>> START DATA

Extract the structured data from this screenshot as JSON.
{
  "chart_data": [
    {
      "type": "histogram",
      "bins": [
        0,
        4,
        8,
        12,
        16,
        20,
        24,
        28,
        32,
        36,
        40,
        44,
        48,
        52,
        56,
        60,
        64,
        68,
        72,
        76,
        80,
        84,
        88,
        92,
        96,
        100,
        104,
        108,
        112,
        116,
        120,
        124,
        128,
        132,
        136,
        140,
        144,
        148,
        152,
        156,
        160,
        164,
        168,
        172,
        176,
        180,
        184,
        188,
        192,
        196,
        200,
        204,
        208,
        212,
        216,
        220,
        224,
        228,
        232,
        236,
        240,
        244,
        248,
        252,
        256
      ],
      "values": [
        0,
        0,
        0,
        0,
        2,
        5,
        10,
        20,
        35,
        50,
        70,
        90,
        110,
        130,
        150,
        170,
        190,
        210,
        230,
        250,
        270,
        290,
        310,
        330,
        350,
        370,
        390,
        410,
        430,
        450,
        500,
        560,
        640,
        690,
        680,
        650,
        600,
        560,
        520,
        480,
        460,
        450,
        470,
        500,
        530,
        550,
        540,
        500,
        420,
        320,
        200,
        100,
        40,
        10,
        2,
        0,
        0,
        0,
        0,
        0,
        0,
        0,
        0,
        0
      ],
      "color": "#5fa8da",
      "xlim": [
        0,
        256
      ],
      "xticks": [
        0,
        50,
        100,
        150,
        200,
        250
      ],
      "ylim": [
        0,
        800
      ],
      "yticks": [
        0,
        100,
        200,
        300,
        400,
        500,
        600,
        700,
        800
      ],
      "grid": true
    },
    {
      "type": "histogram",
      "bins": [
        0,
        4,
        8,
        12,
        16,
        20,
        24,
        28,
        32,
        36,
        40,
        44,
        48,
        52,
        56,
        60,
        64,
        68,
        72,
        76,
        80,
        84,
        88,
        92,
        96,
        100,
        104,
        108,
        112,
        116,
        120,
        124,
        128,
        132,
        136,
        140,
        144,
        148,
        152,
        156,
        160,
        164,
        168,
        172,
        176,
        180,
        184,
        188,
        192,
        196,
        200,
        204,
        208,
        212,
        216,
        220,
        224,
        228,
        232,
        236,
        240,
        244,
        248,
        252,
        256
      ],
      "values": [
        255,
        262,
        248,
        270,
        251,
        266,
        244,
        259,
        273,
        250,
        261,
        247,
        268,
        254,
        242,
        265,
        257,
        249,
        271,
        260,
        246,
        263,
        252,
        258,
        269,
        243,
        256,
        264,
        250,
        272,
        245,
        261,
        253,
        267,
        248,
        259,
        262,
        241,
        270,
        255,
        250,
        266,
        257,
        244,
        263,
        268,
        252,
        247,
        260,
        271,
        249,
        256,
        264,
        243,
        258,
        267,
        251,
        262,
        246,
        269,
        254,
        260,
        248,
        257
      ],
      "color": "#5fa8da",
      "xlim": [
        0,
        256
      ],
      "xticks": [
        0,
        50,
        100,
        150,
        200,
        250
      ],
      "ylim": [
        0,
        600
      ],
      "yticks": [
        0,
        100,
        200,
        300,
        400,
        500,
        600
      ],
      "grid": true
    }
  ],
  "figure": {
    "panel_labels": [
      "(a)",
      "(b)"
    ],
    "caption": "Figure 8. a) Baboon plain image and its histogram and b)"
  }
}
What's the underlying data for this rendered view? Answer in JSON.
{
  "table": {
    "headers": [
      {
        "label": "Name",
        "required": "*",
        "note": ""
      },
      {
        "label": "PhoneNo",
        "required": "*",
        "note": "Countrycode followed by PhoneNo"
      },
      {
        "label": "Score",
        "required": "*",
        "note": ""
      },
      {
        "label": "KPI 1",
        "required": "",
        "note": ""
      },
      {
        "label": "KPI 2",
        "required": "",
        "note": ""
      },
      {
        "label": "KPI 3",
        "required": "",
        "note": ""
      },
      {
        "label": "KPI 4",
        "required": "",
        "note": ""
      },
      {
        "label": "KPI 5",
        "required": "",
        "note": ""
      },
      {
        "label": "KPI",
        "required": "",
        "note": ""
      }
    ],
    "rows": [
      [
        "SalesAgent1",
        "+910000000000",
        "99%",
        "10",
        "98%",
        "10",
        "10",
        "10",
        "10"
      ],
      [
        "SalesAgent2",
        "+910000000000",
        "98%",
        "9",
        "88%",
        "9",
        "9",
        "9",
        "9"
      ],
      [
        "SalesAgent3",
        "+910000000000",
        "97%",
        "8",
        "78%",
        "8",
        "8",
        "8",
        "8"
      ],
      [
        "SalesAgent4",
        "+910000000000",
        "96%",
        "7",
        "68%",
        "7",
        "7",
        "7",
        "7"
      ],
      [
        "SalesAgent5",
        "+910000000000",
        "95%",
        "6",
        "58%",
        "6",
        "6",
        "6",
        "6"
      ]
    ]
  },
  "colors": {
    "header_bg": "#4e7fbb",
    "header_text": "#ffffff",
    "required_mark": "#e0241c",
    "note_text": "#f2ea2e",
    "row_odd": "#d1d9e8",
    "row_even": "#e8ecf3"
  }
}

>> END DATA

STATED PROBLEM: Starting at the line that contains "What's the underlying", repeat each line exactly through the last one in the listing. Include both of those lines and nothing more.

ANSWER FOR THE TASK:
What's the underlying data for this rendered view? Answer in JSON.
{
  "table": {
    "headers": [
      {
        "label": "Name",
        "required": "*",
        "note": ""
      },
      {
        "label": "PhoneNo",
        "required": "*",
        "note": "Countrycode followed by PhoneNo"
      },
      {
        "label": "Score",
        "required": "*",
        "note": ""
      },
      {
        "label": "KPI 1",
        "required": "",
        "note": ""
      },
      {
        "label": "KPI 2",
        "required": "",
        "note": ""
      },
      {
        "label": "KPI 3",
        "required": "",
        "note": ""
      },
      {
        "label": "KPI 4",
        "required": "",
        "note": ""
      },
      {
        "label": "KPI 5",
        "required": "",
        "note": ""
      },
      {
        "label": "KPI",
        "required": "",
        "note": ""
      }
    ],
    "rows": [
      [
        "SalesAgent1",
        "+910000000000",
        "99%",
        "10",
        "98%",
        "10",
        "10",
        "10",
        "10"
      ],
      [
        "SalesAgent2",
        "+910000000000",
        "98%",
        "9",
        "88%",
        "9",
        "9",
        "9",
        "9"
      ],
      [
        "SalesAgent3",
        "+910000000000",
        "97%",
        "8",
        "78%",
        "8",
        "8",
        "8",
        "8"
      ],
      [
        "SalesAgent4",
        "+910000000000",
        "96%",
        "7",
        "68%",
        "7",
        "7",
        "7",
        "7"
      ],
      [
        "SalesAgent5",
        "+910000000000",
        "95%",
        "6",
        "58%",
        "6",
        "6",
        "6",
        "6"
      ]
    ]
  },
  "colors": {
    "header_bg": "#4e7fbb",
    "header_text": "#ffffff",
    "required_mark": "#e0241c",
    "note_text": "#f2ea2e",
    "row_odd": "#d1d9e8",
    "row_even": "#e8ecf3"
  }
}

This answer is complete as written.